• Task goal
Every record here needs to be written out again exactly.

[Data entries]
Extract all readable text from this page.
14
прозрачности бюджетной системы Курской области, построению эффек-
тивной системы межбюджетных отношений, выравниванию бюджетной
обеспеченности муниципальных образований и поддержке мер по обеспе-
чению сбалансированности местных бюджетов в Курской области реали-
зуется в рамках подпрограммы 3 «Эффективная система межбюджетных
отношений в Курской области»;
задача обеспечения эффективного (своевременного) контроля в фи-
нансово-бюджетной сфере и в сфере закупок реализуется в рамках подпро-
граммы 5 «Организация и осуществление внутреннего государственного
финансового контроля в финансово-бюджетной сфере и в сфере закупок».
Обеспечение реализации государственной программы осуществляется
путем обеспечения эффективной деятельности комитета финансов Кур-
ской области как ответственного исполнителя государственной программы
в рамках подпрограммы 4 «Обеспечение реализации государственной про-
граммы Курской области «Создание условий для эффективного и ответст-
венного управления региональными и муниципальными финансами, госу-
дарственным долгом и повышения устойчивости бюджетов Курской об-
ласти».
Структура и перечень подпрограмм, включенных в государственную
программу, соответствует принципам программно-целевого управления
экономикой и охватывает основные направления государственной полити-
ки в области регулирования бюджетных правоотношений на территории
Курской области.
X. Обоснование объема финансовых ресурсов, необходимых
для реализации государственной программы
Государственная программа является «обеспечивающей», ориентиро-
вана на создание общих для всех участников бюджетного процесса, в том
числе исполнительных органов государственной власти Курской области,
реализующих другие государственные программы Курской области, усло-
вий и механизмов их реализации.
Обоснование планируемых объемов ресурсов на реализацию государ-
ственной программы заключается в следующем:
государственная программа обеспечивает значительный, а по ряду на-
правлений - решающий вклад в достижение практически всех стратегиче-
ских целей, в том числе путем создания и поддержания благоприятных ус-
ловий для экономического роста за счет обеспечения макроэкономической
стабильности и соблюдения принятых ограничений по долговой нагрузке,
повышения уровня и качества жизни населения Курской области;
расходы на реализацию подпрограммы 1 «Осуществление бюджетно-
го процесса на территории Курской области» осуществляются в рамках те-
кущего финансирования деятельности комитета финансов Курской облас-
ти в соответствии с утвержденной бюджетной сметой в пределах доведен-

• Reply
Extract all readable text from this page.
14
прозрачности бюджетной системы Курской области, построению эффек-
тивной системы межбюджетных отношений, выравниванию бюджетной
обеспеченности муниципальных образований и поддержке мер по обеспе-
чению сбалансированности местных бюджетов в Курской области реали-
зуется в рамках подпрограммы 3 «Эффективная система межбюджетных
отношений в Курской области»;
задача обеспечения эффективного (своевременного) контроля в фи-
нансово-бюджетной сфере и в сфере закупок реализуется в рамках подпро-
граммы 5 «Организация и осуществление внутреннего государственного
финансового контроля в финансово-бюджетной сфере и в сфере закупок».
Обеспечение реализации государственной программы осуществляется
путем обеспечения эффективной деятельности комитета финансов Кур-
ской области как ответственного исполнителя государственной программы
в рамках подпрограммы 4 «Обеспечение реализации государственной про-
граммы Курской области «Создание условий для эффективного и ответст-
венного управления региональными и муниципальными финансами, госу-
дарственным долгом и повышения устойчивости бюджетов Курской об-
ласти».
Структура и перечень подпрограмм, включенных в государственную
программу, соответствует принципам программно-целевого управления
экономикой и охватывает основные направления государственной полити-
ки в области регулирования бюджетных правоотношений на территории
Курской области.
X. Обоснование объема финансовых ресурсов, необходимых
для реализации государственной программы
Государственная программа является «обеспечивающей», ориентиро-
вана на создание общих для всех участников бюджетного процесса, в том
числе исполнительных органов государственной власти Курской области,
реализующих другие государственные программы Курской области, усло-
вий и механизмов их реализации.
Обоснование планируемых объемов ресурсов на реализацию государ-
ственной программы заключается в следующем:
государственная программа обеспечивает значительный, а по ряду на-
правлений - решающий вклад в достижение практически всех стратегиче-
ских целей, в том числе путем создания и поддержания благоприятных ус-
ловий для экономического роста за счет обеспечения макроэкономической
стабильности и соблюдения принятых ограничений по долговой нагрузке,
повышения уровня и качества жизни населения Курской области;
расходы на реализацию подпрограммы 1 «Осуществление бюджетно-
го процесса на территории Курской области» осуществляются в рамках те-
кущего финансирования деятельности комитета финансов Курской облас-
ти в соответствии с утвержденной бюджетной сметой в пределах доведен-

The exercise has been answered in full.